§ TASK OBJECTIVE: Return only the number of lines holding the word "Trail".

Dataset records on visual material
|---|

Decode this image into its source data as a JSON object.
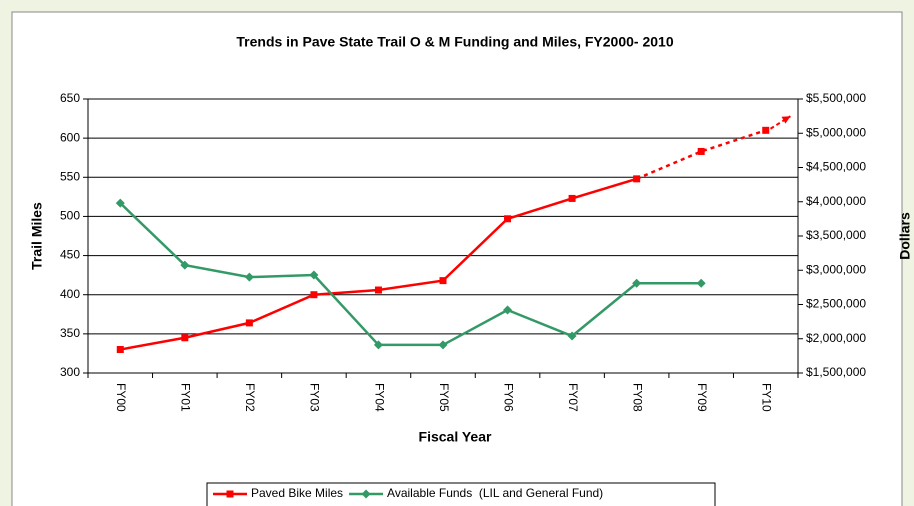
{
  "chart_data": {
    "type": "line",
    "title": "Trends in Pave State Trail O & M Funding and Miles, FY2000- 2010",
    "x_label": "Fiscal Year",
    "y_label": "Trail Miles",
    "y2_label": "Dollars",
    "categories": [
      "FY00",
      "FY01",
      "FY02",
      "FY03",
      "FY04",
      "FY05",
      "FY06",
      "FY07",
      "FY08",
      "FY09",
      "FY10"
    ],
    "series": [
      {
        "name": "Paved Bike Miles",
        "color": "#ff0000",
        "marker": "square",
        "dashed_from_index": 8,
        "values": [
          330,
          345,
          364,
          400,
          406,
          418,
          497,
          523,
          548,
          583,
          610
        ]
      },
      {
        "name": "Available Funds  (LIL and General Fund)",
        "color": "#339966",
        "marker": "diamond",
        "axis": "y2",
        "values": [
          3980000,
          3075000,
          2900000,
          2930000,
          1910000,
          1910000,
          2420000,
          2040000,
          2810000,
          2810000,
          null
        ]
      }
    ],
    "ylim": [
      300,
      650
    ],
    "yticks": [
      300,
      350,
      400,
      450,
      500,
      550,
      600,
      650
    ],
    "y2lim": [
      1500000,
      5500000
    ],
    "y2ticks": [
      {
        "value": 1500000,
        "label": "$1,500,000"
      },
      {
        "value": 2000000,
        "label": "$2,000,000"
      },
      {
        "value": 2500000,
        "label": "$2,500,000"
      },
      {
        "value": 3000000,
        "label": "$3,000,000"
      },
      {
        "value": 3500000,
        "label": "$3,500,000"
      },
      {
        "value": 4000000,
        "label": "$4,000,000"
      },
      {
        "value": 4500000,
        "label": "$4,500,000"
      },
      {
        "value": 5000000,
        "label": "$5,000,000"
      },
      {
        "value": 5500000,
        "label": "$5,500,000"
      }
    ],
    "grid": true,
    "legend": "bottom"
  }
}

|---|

§ EXERCISE RESPONSE: 2